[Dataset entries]
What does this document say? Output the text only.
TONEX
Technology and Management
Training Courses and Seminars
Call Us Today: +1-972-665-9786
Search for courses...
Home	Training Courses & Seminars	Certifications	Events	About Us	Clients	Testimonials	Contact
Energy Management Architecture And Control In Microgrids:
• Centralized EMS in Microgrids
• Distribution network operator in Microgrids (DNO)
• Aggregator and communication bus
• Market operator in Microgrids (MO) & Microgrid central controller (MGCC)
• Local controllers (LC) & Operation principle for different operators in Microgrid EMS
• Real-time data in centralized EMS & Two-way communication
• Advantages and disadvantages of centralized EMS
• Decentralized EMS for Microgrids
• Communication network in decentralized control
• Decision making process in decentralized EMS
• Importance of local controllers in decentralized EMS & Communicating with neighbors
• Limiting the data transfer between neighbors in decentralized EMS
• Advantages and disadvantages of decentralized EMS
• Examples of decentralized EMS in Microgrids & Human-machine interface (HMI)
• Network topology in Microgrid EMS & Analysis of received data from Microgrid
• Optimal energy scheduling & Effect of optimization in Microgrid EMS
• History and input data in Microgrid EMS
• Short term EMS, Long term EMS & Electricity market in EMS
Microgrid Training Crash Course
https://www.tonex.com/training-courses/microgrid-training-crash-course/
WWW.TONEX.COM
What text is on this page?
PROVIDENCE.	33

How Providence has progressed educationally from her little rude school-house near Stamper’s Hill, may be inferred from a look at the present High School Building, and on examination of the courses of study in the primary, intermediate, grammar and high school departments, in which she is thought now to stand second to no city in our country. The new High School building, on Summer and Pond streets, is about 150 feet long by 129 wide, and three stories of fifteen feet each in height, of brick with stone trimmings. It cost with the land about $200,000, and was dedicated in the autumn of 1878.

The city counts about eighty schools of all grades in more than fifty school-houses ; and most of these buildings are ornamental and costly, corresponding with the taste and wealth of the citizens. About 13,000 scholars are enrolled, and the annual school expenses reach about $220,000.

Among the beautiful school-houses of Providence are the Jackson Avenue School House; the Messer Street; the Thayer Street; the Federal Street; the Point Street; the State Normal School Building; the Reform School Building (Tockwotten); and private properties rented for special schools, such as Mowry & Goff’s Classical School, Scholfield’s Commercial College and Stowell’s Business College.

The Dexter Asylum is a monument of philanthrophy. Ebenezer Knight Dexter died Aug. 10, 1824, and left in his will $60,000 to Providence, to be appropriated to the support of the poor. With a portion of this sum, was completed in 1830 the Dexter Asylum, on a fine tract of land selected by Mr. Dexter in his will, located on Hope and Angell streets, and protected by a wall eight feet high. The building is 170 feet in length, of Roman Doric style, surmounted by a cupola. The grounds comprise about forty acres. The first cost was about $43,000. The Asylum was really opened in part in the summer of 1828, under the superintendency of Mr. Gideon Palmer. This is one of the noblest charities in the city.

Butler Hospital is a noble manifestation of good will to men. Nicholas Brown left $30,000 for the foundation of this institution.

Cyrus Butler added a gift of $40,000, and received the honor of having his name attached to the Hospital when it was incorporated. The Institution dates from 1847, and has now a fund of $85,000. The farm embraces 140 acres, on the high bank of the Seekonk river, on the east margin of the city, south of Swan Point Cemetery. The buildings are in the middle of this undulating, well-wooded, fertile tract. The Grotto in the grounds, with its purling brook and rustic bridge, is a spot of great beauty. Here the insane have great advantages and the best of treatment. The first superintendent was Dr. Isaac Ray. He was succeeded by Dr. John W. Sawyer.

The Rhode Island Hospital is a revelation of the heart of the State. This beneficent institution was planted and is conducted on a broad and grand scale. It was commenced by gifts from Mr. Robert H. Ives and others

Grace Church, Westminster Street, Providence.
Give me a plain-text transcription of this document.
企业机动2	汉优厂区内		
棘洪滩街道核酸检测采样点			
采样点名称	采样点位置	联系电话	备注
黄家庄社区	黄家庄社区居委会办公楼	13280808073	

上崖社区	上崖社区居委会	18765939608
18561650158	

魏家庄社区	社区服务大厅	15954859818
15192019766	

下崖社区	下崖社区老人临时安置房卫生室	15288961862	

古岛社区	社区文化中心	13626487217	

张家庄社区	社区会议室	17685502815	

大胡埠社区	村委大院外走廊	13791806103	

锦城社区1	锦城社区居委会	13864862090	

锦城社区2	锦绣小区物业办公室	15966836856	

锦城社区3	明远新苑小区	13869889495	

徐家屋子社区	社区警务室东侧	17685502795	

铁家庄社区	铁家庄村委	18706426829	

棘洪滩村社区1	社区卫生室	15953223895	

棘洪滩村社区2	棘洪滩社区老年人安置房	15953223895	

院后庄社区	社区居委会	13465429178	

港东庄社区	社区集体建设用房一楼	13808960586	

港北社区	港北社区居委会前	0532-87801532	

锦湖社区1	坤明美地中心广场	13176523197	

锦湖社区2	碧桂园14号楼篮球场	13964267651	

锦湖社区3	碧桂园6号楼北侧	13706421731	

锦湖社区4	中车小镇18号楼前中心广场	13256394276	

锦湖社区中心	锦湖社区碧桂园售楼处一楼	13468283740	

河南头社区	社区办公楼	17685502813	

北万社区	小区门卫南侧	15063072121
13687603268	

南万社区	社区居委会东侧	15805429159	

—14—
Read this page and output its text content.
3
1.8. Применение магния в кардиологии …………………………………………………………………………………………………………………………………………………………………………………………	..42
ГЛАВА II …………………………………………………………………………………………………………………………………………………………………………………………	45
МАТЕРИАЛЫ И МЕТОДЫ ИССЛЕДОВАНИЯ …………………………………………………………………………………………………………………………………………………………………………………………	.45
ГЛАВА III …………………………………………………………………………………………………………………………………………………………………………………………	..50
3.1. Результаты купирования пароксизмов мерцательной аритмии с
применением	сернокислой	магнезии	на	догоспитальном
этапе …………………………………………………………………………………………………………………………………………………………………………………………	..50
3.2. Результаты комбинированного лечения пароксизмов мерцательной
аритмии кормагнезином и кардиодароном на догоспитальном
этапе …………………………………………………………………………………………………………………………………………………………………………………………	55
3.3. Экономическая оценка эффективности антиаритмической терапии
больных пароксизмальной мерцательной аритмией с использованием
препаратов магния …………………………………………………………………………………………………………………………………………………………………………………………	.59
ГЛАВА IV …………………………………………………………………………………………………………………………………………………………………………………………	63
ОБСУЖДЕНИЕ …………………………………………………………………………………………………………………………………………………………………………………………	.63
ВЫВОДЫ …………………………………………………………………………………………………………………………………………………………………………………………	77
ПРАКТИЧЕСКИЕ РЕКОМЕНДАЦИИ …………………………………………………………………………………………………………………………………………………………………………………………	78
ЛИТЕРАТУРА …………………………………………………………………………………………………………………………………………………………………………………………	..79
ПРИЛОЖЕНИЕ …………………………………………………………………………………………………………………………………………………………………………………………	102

#### YOUR TASK:
Write the entire listing out again, word for word.

#### FULL SOLUTION:
What does this document say? Output the text only.
TONEX
Technology and Management
Training Courses and Seminars
Call Us Today: +1-972-665-9786
Search for courses...
Home	Training Courses & Seminars	Certifications	Events	About Us	Clients	Testimonials	Contact
Energy Management Architecture And Control In Microgrids:
• Centralized EMS in Microgrids
• Distribution network operator in Microgrids (DNO)
• Aggregator and communication bus
• Market operator in Microgrids (MO) & Microgrid central controller (MGCC)
• Local controllers (LC) & Operation principle for different operators in Microgrid EMS
• Real-time data in centralized EMS & Two-way communication
• Advantages and disadvantages of centralized EMS
• Decentralized EMS for Microgrids
• Communication network in decentralized control
• Decision making process in decentralized EMS
• Importance of local controllers in decentralized EMS & Communicating with neighbors
• Limiting the data transfer between neighbors in decentralized EMS
• Advantages and disadvantages of decentralized EMS
• Examples of decentralized EMS in Microgrids & Human-machine interface (HMI)
• Network topology in Microgrid EMS & Analysis of received data from Microgrid
• Optimal energy scheduling & Effect of optimization in Microgrid EMS
• History and input data in Microgrid EMS
• Short term EMS, Long term EMS & Electricity market in EMS
Microgrid Training Crash Course
https://www.tonex.com/training-courses/microgrid-training-crash-course/
WWW.TONEX.COM
What text is on this page?
PROVIDENCE.	33

How Providence has progressed educationally from her little rude school-house near Stamper’s Hill, may be inferred from a look at the present High School Building, and on examination of the courses of study in the primary, intermediate, grammar and high school departments, in which she is thought now to stand second to no city in our country. The new High School building, on Summer and Pond streets, is about 150 feet long by 129 wide, and three stories of fifteen feet each in height, of brick with stone trimmings. It cost with the land about $200,000, and was dedicated in the autumn of 1878.

The city counts about eighty schools of all grades in more than fifty school-houses ; and most of these buildings are ornamental and costly, corresponding with the taste and wealth of the citizens. About 13,000 scholars are enrolled, and the annual school expenses reach about $220,000.

Among the beautiful school-houses of Providence are the Jackson Avenue School House; the Messer Street; the Thayer Street; the Federal Street; the Point Street; the State Normal School Building; the Reform School Building (Tockwotten); and private properties rented for special schools, such as Mowry & Goff’s Classical School, Scholfield’s Commercial College and Stowell’s Business College.

The Dexter Asylum is a monument of philanthrophy. Ebenezer Knight Dexter died Aug. 10, 1824, and left in his will $60,000 to Providence, to be appropriated to the support of the poor. With a portion of this sum, was completed in 1830 the Dexter Asylum, on a fine tract of land selected by Mr. Dexter in his will, located on Hope and Angell streets, and protected by a wall eight feet high. The building is 170 feet in length, of Roman Doric style, surmounted by a cupola. The grounds comprise about forty acres. The first cost was about $43,000. The Asylum was really opened in part in the summer of 1828, under the superintendency of Mr. Gideon Palmer. This is one of the noblest charities in the city.

Butler Hospital is a noble manifestation of good will to men. Nicholas Brown left $30,000 for the foundation of this institution.

Cyrus Butler added a gift of $40,000, and received the honor of having his name attached to the Hospital when it was incorporated. The Institution dates from 1847, and has now a fund of $85,000. The farm embraces 140 acres, on the high bank of the Seekonk river, on the east margin of the city, south of Swan Point Cemetery. The buildings are in the middle of this undulating, well-wooded, fertile tract. The Grotto in the grounds, with its purling brook and rustic bridge, is a spot of great beauty. Here the insane have great advantages and the best of treatment. The first superintendent was Dr. Isaac Ray. He was succeeded by Dr. John W. Sawyer.

The Rhode Island Hospital is a revelation of the heart of the State. This beneficent institution was planted and is conducted on a broad and grand scale. It was commenced by gifts from Mr. Robert H. Ives and others

Grace Church, Westminster Street, Providence.
Give me a plain-text transcription of this document.
企业机动2	汉优厂区内		
棘洪滩街道核酸检测采样点			
采样点名称	采样点位置	联系电话	备注
黄家庄社区	黄家庄社区居委会办公楼	13280808073	

上崖社区	上崖社区居委会	18765939608
18561650158	

魏家庄社区	社区服务大厅	15954859818
15192019766	

下崖社区	下崖社区老人临时安置房卫生室	15288961862	

古岛社区	社区文化中心	13626487217	

张家庄社区	社区会议室	17685502815	

大胡埠社区	村委大院外走廊	13791806103	

锦城社区1	锦城社区居委会	13864862090	

锦城社区2	锦绣小区物业办公室	15966836856	

锦城社区3	明远新苑小区	13869889495	

徐家屋子社区	社区警务室东侧	17685502795	

铁家庄社区	铁家庄村委	18706426829	

棘洪滩村社区1	社区卫生室	15953223895	

棘洪滩村社区2	棘洪滩社区老年人安置房	15953223895	

院后庄社区	社区居委会	13465429178	

港东庄社区	社区集体建设用房一楼	13808960586	

港北社区	港北社区居委会前	0532-87801532	

锦湖社区1	坤明美地中心广场	13176523197	

锦湖社区2	碧桂园14号楼篮球场	13964267651	

锦湖社区3	碧桂园6号楼北侧	13706421731	

锦湖社区4	中车小镇18号楼前中心广场	13256394276	

锦湖社区中心	锦湖社区碧桂园售楼处一楼	13468283740	

河南头社区	社区办公楼	17685502813	

北万社区	小区门卫南侧	15063072121
13687603268	

南万社区	社区居委会东侧	15805429159	

—14—
Read this page and output its text content.
3
1.8. Применение магния в кардиологии …………………………………………………………………………………………………………………………………………………………………………………………	..42
ГЛАВА II …………………………………………………………………………………………………………………………………………………………………………………………	45
МАТЕРИАЛЫ И МЕТОДЫ ИССЛЕДОВАНИЯ …………………………………………………………………………………………………………………………………………………………………………………………	.45
ГЛАВА III …………………………………………………………………………………………………………………………………………………………………………………………	..50
3.1. Результаты купирования пароксизмов мерцательной аритмии с
применением	сернокислой	магнезии	на	догоспитальном
этапе …………………………………………………………………………………………………………………………………………………………………………………………	..50
3.2. Результаты комбинированного лечения пароксизмов мерцательной
аритмии кормагнезином и кардиодароном на догоспитальном
этапе …………………………………………………………………………………………………………………………………………………………………………………………	55
3.3. Экономическая оценка эффективности антиаритмической терапии
больных пароксизмальной мерцательной аритмией с использованием
препаратов магния …………………………………………………………………………………………………………………………………………………………………………………………	.59
ГЛАВА IV …………………………………………………………………………………………………………………………………………………………………………………………	63
ОБСУЖДЕНИЕ …………………………………………………………………………………………………………………………………………………………………………………………	.63
ВЫВОДЫ …………………………………………………………………………………………………………………………………………………………………………………………	77
ПРАКТИЧЕСКИЕ РЕКОМЕНДАЦИИ …………………………………………………………………………………………………………………………………………………………………………………………	78
ЛИТЕРАТУРА …………………………………………………………………………………………………………………………………………………………………………………………	..79
ПРИЛОЖЕНИЕ …………………………………………………………………………………………………………………………………………………………………………………………	102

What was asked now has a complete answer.